TASK DESCRIPTION: From the entries that follow, list every line in which the string "Index" appears.

DATA SUPPLIED:
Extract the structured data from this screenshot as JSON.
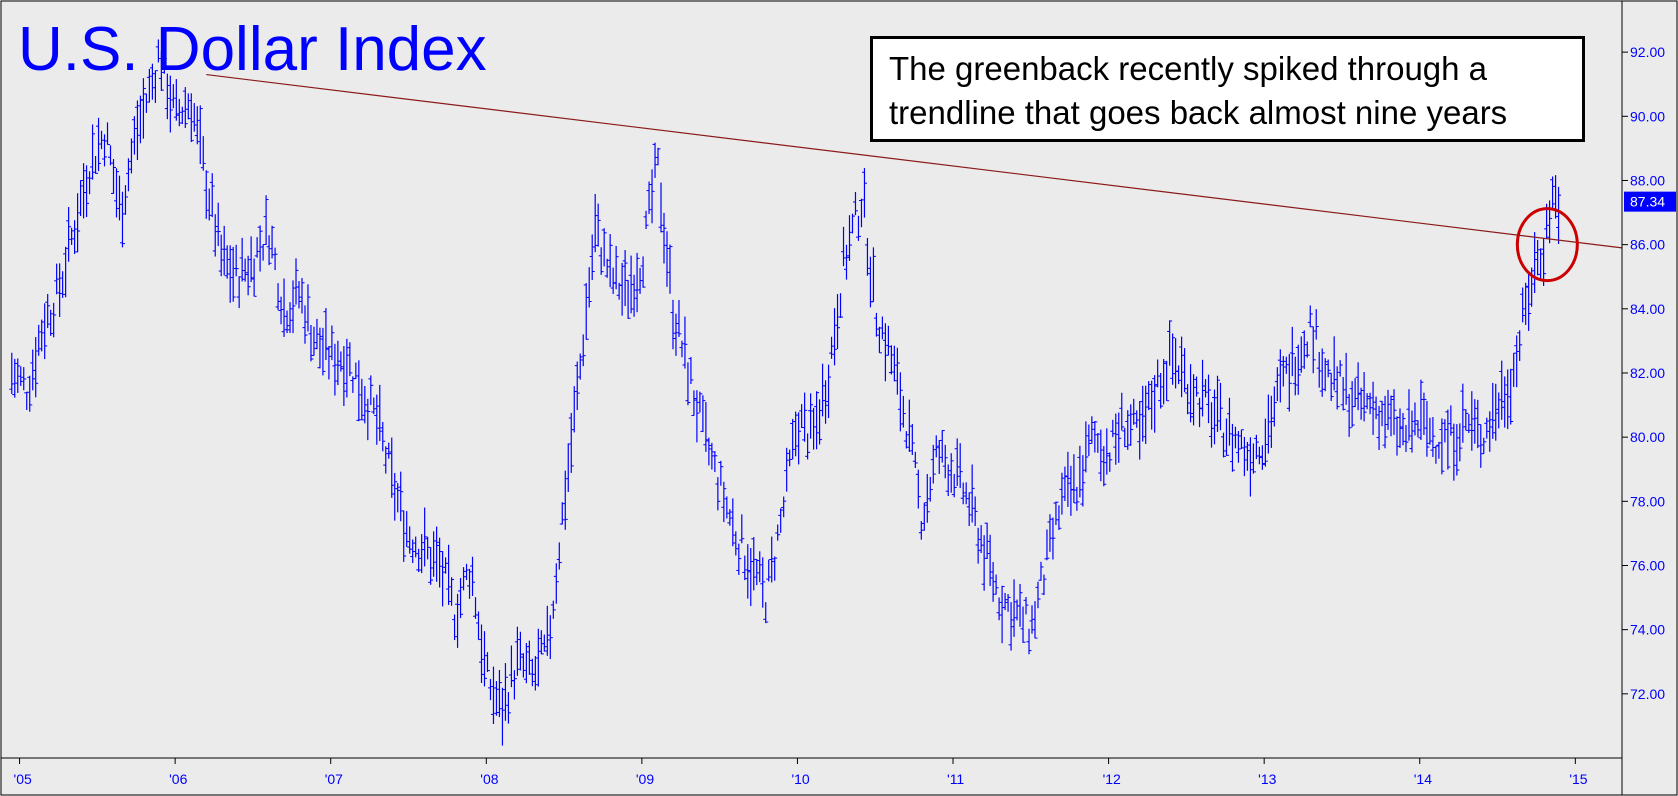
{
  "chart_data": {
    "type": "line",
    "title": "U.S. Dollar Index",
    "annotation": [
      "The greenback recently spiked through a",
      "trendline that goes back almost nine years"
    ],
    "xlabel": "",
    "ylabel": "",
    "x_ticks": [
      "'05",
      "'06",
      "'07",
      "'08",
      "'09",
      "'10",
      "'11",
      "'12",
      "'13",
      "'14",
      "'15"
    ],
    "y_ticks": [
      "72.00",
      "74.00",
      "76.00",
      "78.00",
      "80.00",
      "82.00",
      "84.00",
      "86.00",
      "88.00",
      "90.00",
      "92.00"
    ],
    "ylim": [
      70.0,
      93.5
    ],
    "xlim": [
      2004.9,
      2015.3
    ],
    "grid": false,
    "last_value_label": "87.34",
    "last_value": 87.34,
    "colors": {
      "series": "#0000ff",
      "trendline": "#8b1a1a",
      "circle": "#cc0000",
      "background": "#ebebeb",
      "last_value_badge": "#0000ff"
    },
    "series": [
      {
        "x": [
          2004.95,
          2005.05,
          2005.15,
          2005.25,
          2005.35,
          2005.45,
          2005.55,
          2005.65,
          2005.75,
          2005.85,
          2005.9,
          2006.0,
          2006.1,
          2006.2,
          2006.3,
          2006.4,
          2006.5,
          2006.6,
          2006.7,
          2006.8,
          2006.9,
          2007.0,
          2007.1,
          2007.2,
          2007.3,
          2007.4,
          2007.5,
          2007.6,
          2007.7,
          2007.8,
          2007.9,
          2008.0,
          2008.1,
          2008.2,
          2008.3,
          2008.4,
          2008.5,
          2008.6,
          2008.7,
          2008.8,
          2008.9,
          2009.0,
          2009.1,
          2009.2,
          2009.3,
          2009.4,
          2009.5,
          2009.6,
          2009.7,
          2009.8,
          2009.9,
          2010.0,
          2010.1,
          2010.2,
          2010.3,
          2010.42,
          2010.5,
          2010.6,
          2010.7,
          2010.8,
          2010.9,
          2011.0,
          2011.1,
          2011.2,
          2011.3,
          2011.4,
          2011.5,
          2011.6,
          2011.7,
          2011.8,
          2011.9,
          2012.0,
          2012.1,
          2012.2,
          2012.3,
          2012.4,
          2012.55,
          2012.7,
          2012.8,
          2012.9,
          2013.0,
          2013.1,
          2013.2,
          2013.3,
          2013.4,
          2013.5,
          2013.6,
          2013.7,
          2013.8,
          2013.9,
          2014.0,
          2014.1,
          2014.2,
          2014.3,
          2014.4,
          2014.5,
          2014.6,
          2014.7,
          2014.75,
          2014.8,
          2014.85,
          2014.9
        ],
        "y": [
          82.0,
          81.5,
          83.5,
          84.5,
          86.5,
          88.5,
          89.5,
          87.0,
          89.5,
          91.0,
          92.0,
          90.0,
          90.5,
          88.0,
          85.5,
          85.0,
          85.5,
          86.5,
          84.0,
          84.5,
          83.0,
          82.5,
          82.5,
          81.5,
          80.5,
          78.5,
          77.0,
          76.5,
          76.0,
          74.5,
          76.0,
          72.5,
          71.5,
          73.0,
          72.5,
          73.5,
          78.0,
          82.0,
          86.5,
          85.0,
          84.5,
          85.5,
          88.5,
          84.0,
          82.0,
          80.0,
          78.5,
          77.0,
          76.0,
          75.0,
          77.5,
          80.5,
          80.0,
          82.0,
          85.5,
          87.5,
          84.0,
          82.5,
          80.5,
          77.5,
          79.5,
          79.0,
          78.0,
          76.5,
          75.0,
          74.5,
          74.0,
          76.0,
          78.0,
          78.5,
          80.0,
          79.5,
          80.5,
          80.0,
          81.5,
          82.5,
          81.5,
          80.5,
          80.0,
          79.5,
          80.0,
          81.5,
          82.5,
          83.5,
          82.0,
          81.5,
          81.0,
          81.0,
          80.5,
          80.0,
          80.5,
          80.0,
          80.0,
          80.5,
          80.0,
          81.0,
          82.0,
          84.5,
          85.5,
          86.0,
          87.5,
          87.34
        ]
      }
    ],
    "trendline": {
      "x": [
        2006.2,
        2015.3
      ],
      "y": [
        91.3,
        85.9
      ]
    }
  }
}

--

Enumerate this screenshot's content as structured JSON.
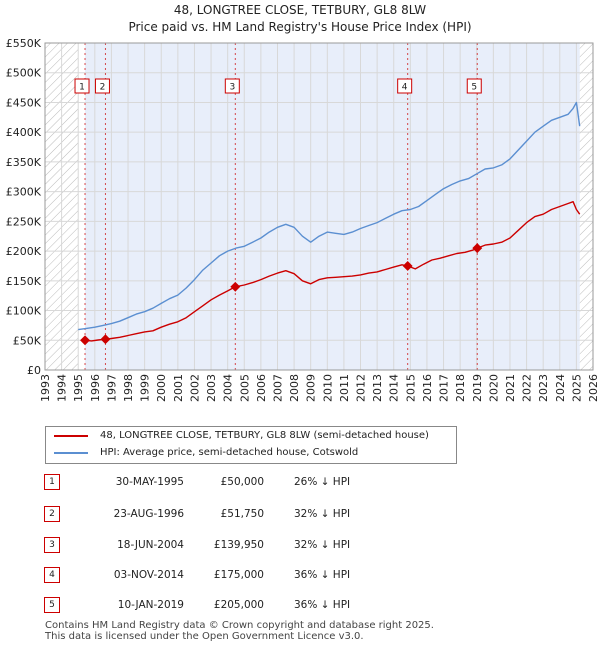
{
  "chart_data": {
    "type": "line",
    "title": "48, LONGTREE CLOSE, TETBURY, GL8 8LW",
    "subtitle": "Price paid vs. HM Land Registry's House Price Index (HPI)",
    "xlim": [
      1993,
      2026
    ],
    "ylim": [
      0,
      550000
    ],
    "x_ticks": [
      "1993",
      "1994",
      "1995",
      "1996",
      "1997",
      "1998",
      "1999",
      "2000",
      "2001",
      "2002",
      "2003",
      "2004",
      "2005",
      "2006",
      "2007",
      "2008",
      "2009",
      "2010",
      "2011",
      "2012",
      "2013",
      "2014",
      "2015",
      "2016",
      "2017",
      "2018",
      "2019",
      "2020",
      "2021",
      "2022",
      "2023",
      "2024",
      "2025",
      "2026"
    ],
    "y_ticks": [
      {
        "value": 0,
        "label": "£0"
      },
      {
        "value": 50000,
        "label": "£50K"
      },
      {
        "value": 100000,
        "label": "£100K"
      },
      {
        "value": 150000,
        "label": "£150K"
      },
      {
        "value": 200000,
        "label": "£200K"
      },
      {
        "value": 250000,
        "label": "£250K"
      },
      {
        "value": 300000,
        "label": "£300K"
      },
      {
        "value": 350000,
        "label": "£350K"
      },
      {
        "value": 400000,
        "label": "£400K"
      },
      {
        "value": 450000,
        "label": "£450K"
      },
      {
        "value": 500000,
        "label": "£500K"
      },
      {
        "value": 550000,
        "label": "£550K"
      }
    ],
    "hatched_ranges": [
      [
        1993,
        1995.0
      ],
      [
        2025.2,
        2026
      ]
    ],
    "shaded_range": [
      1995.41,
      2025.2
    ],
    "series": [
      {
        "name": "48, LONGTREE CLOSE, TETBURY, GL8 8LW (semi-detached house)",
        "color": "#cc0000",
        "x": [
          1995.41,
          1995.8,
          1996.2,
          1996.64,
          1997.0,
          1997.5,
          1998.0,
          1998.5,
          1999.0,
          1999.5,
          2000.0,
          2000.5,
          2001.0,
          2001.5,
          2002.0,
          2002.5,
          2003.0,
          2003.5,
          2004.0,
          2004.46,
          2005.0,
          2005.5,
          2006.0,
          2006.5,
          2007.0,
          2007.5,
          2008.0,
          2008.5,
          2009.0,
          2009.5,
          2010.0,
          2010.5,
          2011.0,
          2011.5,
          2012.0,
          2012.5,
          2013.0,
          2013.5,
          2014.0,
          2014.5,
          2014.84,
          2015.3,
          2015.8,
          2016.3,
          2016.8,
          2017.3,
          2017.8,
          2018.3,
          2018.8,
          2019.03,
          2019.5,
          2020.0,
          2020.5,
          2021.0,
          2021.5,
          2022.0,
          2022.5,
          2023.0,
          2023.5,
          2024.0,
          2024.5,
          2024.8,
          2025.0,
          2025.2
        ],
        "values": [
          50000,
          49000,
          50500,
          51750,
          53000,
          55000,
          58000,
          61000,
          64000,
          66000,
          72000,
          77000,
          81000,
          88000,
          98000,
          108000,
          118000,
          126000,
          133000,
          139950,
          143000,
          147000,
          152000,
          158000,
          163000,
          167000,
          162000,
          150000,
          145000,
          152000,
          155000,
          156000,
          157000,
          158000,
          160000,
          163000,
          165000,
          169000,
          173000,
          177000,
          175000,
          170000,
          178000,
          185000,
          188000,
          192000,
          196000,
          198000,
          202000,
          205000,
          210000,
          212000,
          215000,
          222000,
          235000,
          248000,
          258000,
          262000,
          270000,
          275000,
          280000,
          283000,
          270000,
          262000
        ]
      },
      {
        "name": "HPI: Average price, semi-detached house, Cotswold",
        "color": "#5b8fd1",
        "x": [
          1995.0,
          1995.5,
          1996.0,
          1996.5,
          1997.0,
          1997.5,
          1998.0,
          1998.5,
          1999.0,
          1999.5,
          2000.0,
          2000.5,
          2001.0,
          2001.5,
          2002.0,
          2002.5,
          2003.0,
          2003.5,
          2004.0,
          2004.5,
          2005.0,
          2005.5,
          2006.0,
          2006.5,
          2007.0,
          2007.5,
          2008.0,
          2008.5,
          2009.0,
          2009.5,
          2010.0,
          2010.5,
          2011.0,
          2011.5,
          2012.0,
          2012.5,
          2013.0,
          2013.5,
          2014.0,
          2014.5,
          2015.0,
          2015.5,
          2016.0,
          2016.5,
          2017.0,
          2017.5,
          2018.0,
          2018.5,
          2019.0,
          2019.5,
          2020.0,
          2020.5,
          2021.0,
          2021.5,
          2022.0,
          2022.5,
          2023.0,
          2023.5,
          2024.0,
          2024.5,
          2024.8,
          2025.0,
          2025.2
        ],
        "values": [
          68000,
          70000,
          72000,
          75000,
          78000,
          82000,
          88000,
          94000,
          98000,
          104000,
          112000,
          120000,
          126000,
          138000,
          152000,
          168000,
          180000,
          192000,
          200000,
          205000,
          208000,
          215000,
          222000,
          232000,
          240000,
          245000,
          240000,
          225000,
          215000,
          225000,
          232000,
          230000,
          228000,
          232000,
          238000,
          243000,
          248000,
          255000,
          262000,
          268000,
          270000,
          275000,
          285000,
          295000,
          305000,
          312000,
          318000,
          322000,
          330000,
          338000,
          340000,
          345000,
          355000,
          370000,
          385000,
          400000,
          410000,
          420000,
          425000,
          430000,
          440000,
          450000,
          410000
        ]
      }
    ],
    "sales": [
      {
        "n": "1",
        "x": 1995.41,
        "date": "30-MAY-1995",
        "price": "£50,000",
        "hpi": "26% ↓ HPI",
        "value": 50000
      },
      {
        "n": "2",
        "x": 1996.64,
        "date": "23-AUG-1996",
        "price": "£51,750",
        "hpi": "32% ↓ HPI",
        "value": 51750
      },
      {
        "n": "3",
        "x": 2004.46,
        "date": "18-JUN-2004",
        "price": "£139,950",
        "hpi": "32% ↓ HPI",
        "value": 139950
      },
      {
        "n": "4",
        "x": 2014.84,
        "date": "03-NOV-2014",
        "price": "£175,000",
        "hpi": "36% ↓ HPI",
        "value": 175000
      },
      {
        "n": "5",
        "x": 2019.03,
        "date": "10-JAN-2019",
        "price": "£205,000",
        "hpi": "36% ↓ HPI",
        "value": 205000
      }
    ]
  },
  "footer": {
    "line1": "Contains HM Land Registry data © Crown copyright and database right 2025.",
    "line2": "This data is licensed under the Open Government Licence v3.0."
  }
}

EXERCISE RESULT:
    "title": "U.S. Dollar Index",
    "subtitle": "Price paid vs. HM Land Registry's House Price Index (HPI)",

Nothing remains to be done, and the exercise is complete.